__SET PROBLEM__.
Reproduce the listing exactly, with no pictures in your copy.

__MATERIAL SHOWN__.
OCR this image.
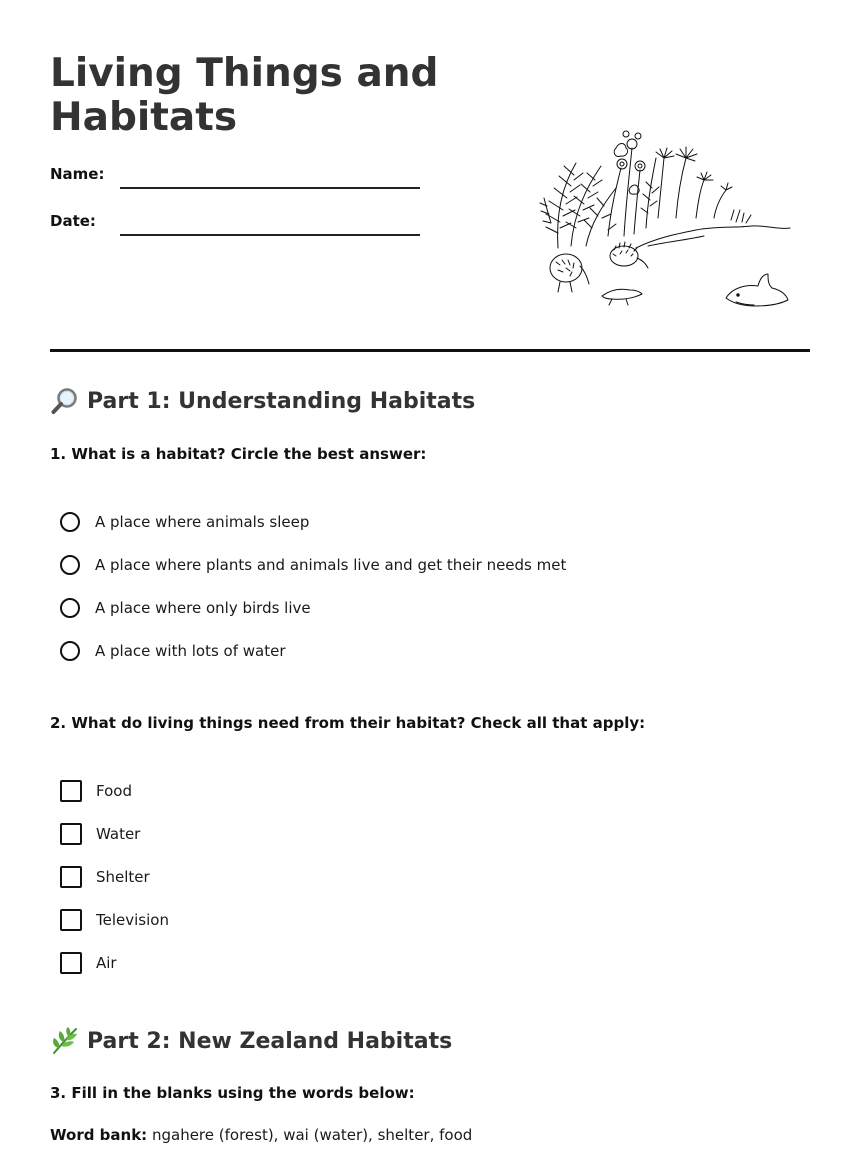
Living Things and
Habitats
Name:
Date:
Part 1: Understanding Habitats

1. What is a habitat? Circle the best answer:

A place where animals sleep
A place where plants and animals live and get their needs met
A place where only birds live
A place with lots of water

2. What do living things need from their habitat? Check all that apply:

Food
Water
Shelter
Television
Air
Part 2: New Zealand Habitats

3. Fill in the blanks using the words below:

Word bank: ngahere (forest), wai (water), shelter, food
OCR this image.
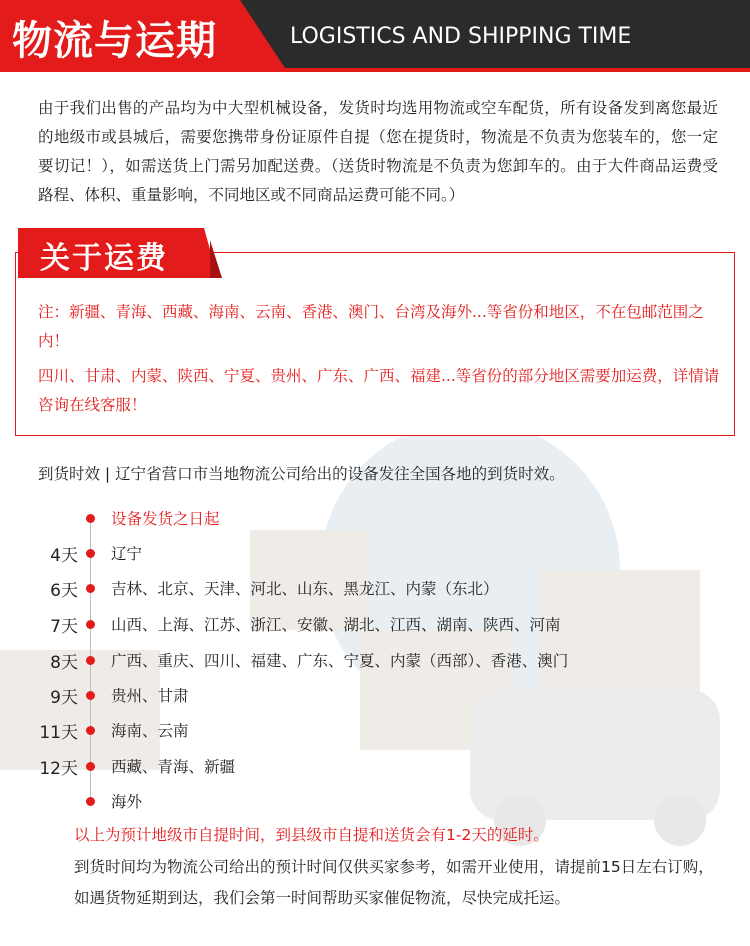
物流与运期	LOGISTICS AND SHIPPING TIME
由于我们出售的产品均为中大型机械设备，发货时均选用物流或空车配货，所有设备发到离您最近的地级市或县城后，需要您携带身份证原件自提（您在提货时，物流是不负责为您装车的，您一定要切记！），如需送货上门需另加配送费。（送货时物流是不负责为您卸车的。由于大件商品运费受路程、体积、重量影响，不同地区或不同商品运费可能不同。）
关于运费
注：新疆、青海、西藏、海南、云南、香港、澳门、台湾及海外...等省份和地区，不在包邮范围之内！
四川、甘肃、内蒙、陕西、宁夏、贵州、广东、广西、福建...等省份的部分地区需要加运费，详情请咨询在线客服！
到货时效 | 辽宁省营口市当地物流公司给出的设备发往全国各地的到货时效。
设备发货之日起
4天 辽宁
6天 吉林、北京、天津、河北、山东、黑龙江、内蒙（东北）
7天 山西、上海、江苏、浙江、安徽、湖北、江西、湖南、陕西、河南
8天 广西、重庆、四川、福建、广东、宁夏、内蒙（西部）、香港、澳门
9天 贵州、甘肃
11天 海南、云南
12天 西藏、青海、新疆
海外
以上为预计地级市自提时间，到县级市自提和送货会有1-2天的延时。
到货时间均为物流公司给出的预计时间仅供买家参考，如需开业使用，请提前15日左右订购，如遇货物延期到达，我们会第一时间帮助买家催促物流，尽快完成托运。
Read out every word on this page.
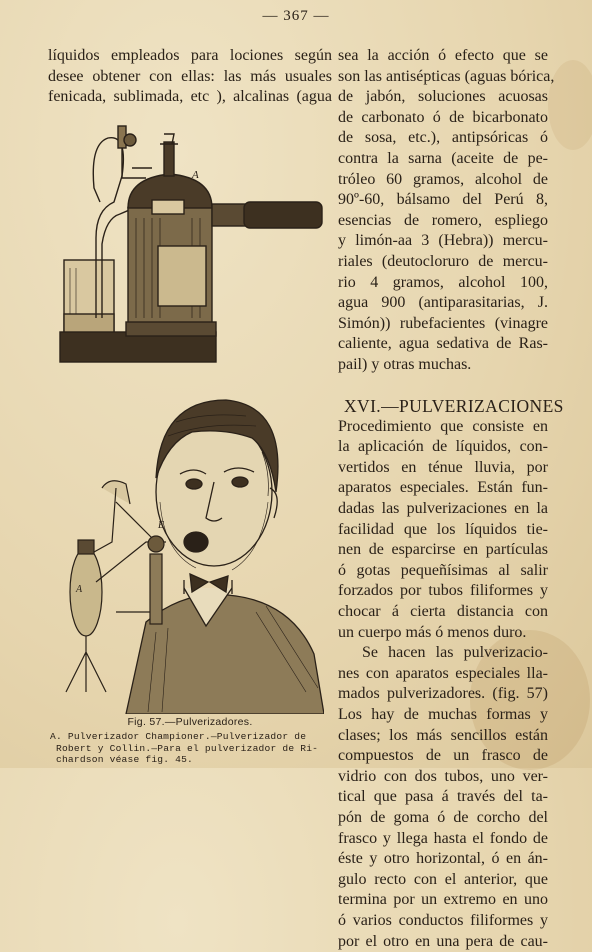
— 367 —
líquidos empleados para lociones según
desee obtener con ellas: las más usuales
fenicada, sublimada, etc ), alcalinas (agua
sea la acción ó efecto que se
son las antisépticas (aguas bórica,
de jabón, soluciones acuosas
de carbonato ó de bicarbonato
de sosa, etc.), antipsóricas ó
contra la sarna (aceite de pe-
tróleo 60 gramos, alcohol de
90º-60, bálsamo del Perú 8,
esencias de romero, espliego
y limón-aa 3 (Hebra)) mercu-
riales (deutocloruro de mercu-
rio 4 gramos, alcohol 100,
agua 900 (antiparasitarias, J.
Simón)) rubefacientes (vinagre
caliente, agua sedativa de Ras-
pail) y otras muchas.
XVI.—PULVERIZACIONES
Procedimiento que consiste en
la aplicación de líquidos, con-
vertidos en ténue lluvia, por
aparatos especiales. Están fun-
dadas las pulverizaciones en la
facilidad que los líquidos tie-
nen de esparcirse en partículas
ó gotas pequeñísimas al salir
forzados por tubos filiformes y
chocar á cierta distancia con
un cuerpo más ó menos duro.
Se hacen las pulverizacio-
nes con aparatos especiales lla-
mados pulverizadores. (fig. 57)
Los hay de muchas formas y
clases; los más sencillos están
compuestos de un frasco de
vidrio con dos tubos, uno ver-
tical que pasa á través del ta-
pón de goma ó de corcho del
frasco y llega hasta el fondo de
éste y otro horizontal, ó en án-
gulo recto con el anterior, que
termina por un extremo en uno
ó varios conductos filiformes y
por el otro en una pera de cau-
A
A
E
Fig. 57.—Pulverizadores.
A. Pulverizador Championer.—Pulverizador de
Robert y Collin.—Para el pulverizador de Ri-
chardson véase fig. 45.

__RESPONSE FOR THIS EXERCISE__.
OCR this image.
Living Things and
Habitats
Name:
Date:
Part 1: Understanding Habitats

1. What is a habitat? Circle the best answer:

A place where animals sleep
A place where plants and animals live and get their needs met
A place where only birds live
A place with lots of water

2. What do living things need from their habitat? Check all that apply:

Food
Water
Shelter
Television
Air
Part 2: New Zealand Habitats

3. Fill in the blanks using the words below:

Word bank: ngahere (forest), wai (water), shelter, food
OCR this image.
物流与运期	LOGISTICS AND SHIPPING TIME
由于我们出售的产品均为中大型机械设备，发货时均选用物流或空车配货，所有设备发到离您最近的地级市或县城后，需要您携带身份证原件自提（您在提货时，物流是不负责为您装车的，您一定要切记！），如需送货上门需另加配送费。（送货时物流是不负责为您卸车的。由于大件商品运费受路程、体积、重量影响，不同地区或不同商品运费可能不同。）
关于运费
注：新疆、青海、西藏、海南、云南、香港、澳门、台湾及海外...等省份和地区，不在包邮范围之内！
四川、甘肃、内蒙、陕西、宁夏、贵州、广东、广西、福建...等省份的部分地区需要加运费，详情请咨询在线客服！
到货时效 | 辽宁省营口市当地物流公司给出的设备发往全国各地的到货时效。
设备发货之日起
4天 辽宁
6天 吉林、北京、天津、河北、山东、黑龙江、内蒙（东北）
7天 山西、上海、江苏、浙江、安徽、湖北、江西、湖南、陕西、河南
8天 广西、重庆、四川、福建、广东、宁夏、内蒙（西部）、香港、澳门
9天 贵州、甘肃
11天 海南、云南
12天 西藏、青海、新疆
海外
以上为预计地级市自提时间，到县级市自提和送货会有1-2天的延时。
到货时间均为物流公司给出的预计时间仅供买家参考，如需开业使用，请提前15日左右订购，如遇货物延期到达，我们会第一时间帮助买家催促物流，尽快完成托运。
Read out every word on this page.
— 367 —
líquidos empleados para lociones según
desee obtener con ellas: las más usuales
fenicada, sublimada, etc ), alcalinas (agua
sea la acción ó efecto que se
son las antisépticas (aguas bórica,
de jabón, soluciones acuosas
de carbonato ó de bicarbonato
de sosa, etc.), antipsóricas ó
contra la sarna (aceite de pe-
tróleo 60 gramos, alcohol de
90º-60, bálsamo del Perú 8,
esencias de romero, espliego
y limón-aa 3 (Hebra)) mercu-
riales (deutocloruro de mercu-
rio 4 gramos, alcohol 100,
agua 900 (antiparasitarias, J.
Simón)) rubefacientes (vinagre
caliente, agua sedativa de Ras-
pail) y otras muchas.
XVI.—PULVERIZACIONES
Procedimiento que consiste en
la aplicación de líquidos, con-
vertidos en ténue lluvia, por
aparatos especiales. Están fun-
dadas las pulverizaciones en la
facilidad que los líquidos tie-
nen de esparcirse en partículas
ó gotas pequeñísimas al salir
forzados por tubos filiformes y
chocar á cierta distancia con
un cuerpo más ó menos duro.
Se hacen las pulverizacio-
nes con aparatos especiales lla-
mados pulverizadores. (fig. 57)
Los hay de muchas formas y
clases; los más sencillos están
compuestos de un frasco de
vidrio con dos tubos, uno ver-
tical que pasa á través del ta-
pón de goma ó de corcho del
frasco y llega hasta el fondo de
éste y otro horizontal, ó en án-
gulo recto con el anterior, que
termina por un extremo en uno
ó varios conductos filiformes y
por el otro en una pera de cau-
A
A
E
Fig. 57.—Pulverizadores.
A. Pulverizador Championer.—Pulverizador de
Robert y Collin.—Para el pulverizador de Ri-
chardson véase fig. 45.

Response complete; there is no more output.